_WORK TO DO_. Determine how many lines in these records hold "Last". Only the number is wanted.

○ ○ ○ ○ ○

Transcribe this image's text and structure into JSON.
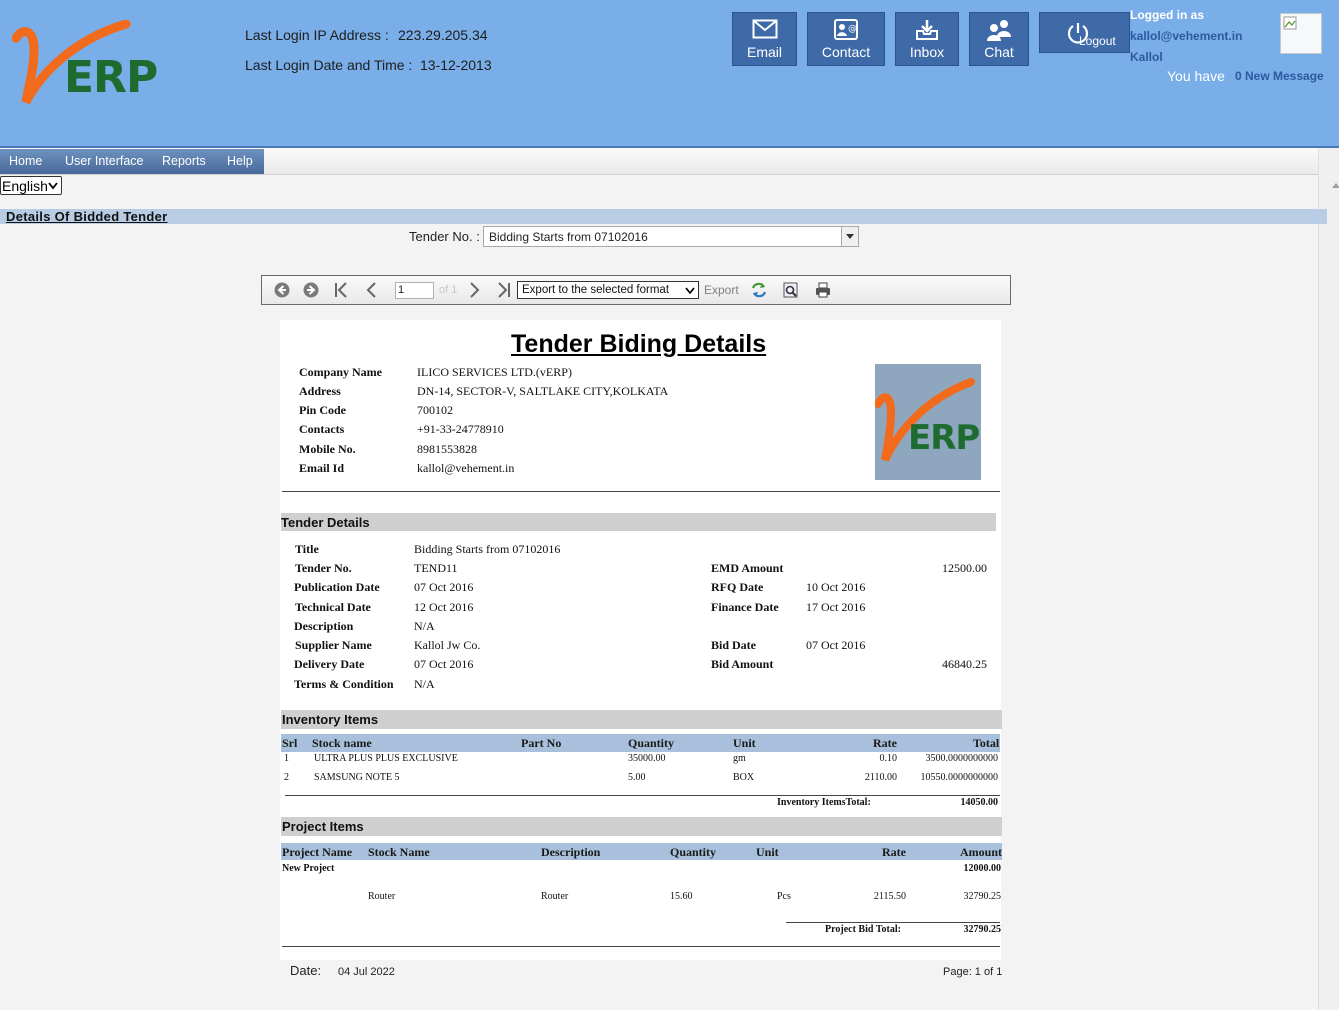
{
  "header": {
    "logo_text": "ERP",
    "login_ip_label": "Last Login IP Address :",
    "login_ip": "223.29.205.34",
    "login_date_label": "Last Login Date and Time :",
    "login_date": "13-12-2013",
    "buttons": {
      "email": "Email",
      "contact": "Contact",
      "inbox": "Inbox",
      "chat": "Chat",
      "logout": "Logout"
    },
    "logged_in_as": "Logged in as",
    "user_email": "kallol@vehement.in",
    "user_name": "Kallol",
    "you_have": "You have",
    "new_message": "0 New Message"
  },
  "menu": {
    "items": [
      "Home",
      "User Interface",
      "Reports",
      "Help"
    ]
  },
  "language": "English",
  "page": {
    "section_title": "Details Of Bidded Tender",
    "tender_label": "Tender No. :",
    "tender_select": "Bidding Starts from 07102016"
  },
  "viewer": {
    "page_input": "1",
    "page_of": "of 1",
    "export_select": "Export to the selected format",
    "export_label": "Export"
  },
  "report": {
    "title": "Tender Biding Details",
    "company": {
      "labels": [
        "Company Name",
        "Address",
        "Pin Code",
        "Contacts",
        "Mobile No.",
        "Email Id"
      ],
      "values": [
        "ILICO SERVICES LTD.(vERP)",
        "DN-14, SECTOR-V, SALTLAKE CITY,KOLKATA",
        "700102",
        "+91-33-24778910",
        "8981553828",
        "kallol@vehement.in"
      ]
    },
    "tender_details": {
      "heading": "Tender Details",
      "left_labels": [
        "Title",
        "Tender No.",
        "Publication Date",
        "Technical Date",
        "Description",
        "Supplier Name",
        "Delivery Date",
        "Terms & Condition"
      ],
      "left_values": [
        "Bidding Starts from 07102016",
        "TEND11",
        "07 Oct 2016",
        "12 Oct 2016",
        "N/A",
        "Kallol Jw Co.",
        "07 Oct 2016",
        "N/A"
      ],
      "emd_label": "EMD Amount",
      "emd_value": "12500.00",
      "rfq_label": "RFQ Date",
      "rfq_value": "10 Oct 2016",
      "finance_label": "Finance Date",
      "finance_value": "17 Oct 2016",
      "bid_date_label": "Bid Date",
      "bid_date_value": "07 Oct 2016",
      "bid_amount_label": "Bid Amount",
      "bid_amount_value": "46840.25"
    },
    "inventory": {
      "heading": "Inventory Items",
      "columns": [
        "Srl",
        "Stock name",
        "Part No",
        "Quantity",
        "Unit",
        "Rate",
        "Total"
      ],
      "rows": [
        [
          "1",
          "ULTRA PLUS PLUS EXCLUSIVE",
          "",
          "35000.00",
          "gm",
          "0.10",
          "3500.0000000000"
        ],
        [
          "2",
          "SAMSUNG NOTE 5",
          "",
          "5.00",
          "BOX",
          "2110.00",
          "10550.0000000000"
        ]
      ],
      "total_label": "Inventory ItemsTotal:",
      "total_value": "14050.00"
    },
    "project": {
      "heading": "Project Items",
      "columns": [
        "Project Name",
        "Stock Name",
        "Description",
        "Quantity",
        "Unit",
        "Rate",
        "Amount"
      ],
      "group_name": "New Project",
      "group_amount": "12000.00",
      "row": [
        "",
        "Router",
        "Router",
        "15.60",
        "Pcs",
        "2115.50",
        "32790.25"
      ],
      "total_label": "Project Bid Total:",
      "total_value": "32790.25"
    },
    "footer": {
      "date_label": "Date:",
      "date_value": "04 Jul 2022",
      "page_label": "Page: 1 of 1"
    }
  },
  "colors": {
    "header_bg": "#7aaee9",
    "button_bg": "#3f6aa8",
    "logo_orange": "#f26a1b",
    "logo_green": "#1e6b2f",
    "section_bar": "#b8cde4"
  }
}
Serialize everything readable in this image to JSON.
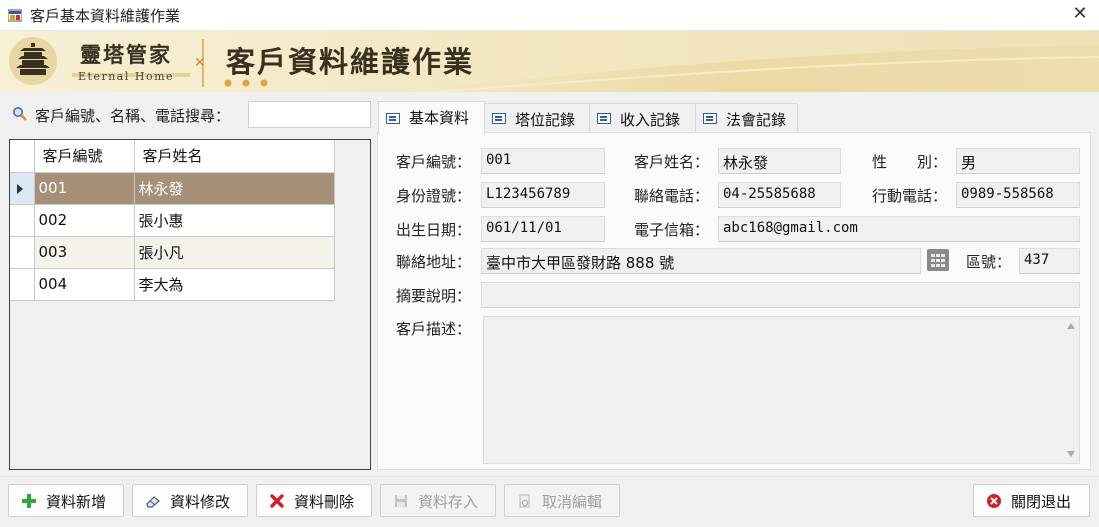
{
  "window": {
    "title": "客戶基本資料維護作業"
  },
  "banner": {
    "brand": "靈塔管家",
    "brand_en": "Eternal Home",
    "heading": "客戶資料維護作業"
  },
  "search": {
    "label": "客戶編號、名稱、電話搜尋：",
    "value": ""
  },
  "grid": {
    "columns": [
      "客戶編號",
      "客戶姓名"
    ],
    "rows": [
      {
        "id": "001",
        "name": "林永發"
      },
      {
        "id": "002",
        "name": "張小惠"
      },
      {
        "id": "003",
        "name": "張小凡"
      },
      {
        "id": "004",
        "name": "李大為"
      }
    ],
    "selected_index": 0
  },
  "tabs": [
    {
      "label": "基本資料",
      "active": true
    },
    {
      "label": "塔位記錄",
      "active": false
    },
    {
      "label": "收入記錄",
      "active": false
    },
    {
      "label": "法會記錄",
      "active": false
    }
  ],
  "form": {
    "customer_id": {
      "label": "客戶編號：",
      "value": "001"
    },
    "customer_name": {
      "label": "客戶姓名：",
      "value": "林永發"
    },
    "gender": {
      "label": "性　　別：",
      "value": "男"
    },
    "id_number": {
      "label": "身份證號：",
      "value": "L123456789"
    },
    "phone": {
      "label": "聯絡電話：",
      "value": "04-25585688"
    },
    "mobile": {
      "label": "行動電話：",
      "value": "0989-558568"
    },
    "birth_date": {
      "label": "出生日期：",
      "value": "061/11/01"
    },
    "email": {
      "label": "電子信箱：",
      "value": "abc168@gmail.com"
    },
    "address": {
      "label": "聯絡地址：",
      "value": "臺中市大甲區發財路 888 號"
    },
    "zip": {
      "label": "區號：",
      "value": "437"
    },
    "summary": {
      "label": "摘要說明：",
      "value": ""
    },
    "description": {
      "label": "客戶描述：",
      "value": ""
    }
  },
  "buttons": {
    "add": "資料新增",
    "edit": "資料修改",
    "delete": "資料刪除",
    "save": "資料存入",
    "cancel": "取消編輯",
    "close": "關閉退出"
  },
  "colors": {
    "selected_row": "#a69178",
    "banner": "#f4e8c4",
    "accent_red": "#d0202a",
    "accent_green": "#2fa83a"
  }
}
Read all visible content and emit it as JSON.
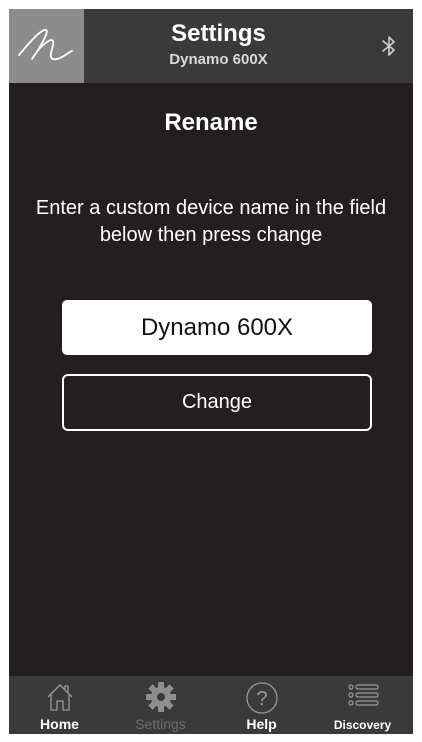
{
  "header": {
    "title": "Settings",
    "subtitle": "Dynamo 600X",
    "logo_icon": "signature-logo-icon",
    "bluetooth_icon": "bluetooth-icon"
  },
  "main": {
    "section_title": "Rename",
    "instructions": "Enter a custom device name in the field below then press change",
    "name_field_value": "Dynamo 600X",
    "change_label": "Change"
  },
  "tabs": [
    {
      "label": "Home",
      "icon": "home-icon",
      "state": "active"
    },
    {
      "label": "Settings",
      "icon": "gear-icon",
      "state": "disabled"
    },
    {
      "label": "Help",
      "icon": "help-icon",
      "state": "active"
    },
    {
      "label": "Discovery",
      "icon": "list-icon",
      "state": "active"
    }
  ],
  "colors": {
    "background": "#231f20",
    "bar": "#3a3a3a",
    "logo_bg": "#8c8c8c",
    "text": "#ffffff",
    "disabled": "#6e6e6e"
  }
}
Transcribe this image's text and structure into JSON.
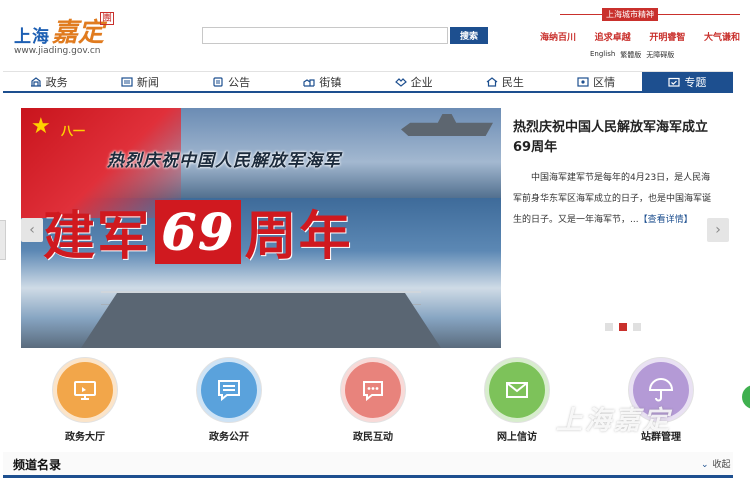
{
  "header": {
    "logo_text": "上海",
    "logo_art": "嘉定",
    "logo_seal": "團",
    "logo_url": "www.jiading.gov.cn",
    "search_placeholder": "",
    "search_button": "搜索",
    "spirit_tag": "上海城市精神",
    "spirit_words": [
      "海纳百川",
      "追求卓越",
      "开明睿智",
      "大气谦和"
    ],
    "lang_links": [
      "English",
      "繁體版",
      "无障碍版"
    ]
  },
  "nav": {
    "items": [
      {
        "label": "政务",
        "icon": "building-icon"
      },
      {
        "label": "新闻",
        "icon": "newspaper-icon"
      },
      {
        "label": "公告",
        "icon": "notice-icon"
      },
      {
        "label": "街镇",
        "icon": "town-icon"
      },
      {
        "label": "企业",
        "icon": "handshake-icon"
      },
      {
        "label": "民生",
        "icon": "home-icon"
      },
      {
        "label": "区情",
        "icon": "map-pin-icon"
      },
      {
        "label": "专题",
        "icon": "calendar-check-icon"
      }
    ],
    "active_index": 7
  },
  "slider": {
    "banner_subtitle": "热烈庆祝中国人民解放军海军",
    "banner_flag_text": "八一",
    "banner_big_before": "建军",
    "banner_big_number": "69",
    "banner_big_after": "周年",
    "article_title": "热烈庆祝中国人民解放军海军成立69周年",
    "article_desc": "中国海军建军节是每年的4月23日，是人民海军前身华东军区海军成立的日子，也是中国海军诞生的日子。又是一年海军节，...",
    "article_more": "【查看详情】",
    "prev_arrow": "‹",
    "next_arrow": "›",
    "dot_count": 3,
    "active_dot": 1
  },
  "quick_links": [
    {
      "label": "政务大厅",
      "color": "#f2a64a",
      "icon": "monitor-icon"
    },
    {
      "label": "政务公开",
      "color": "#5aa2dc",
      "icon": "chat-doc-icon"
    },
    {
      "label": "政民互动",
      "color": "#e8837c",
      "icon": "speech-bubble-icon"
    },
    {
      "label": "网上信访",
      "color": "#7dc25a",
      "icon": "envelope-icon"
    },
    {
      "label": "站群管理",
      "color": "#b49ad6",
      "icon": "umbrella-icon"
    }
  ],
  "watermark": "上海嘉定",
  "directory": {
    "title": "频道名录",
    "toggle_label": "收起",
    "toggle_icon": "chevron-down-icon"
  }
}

○ ○ ○ ○ ○

_PROBLEM SOLUTION_. 2